**MATERIAL SUPPLIED**

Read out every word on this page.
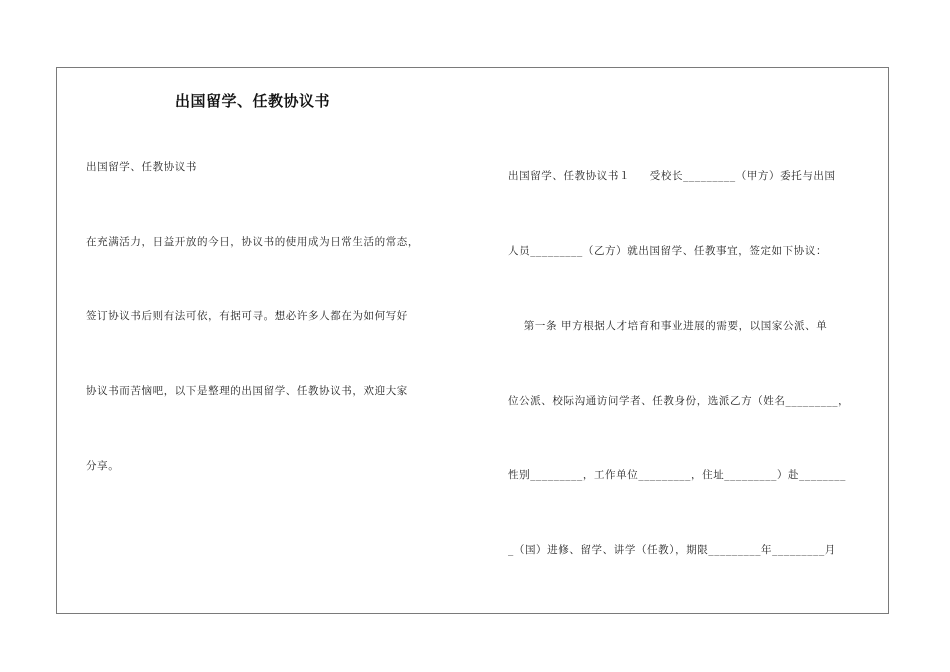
出国留学、任教协议书
出国留学、任教协议书
在充满活力，日益开放的今日，协议书的使用成为日常生活的常态，
签订协议书后则有法可依，有据可寻。想必许多人都在为如何写好
协议书而苦恼吧，以下是整理的出国留学、任教协议书，欢迎大家
分享。
出国留学、任教协议书１     受校长_________（甲方）委托与出国
人员_________（乙方）就出国留学、任教事宜，签定如下协议：
第一条 甲方根据人才培育和事业进展的需要，以国家公派、单
位公派、校际沟通访问学者、任教身份，选派乙方（姓名_________，
性别_________，工作单位_________，住址_________）赴________
_（国）进修、留学、讲学（任教），期限_________年_________月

**STATED TASK**
Can the entries above be repeated exactly, without their pictures?

**ANSWER TO THIS EXERCISE**
Read out every word on this page.
出国留学、任教协议书
出国留学、任教协议书
在充满活力，日益开放的今日，协议书的使用成为日常生活的常态，
签订协议书后则有法可依，有据可寻。想必许多人都在为如何写好
协议书而苦恼吧，以下是整理的出国留学、任教协议书，欢迎大家
分享。
出国留学、任教协议书１     受校长_________（甲方）委托与出国
人员_________（乙方）就出国留学、任教事宜，签定如下协议：
第一条 甲方根据人才培育和事业进展的需要，以国家公派、单
位公派、校际沟通访问学者、任教身份，选派乙方（姓名_________，
性别_________，工作单位_________，住址_________）赴________
_（国）进修、留学、讲学（任教），期限_________年_________月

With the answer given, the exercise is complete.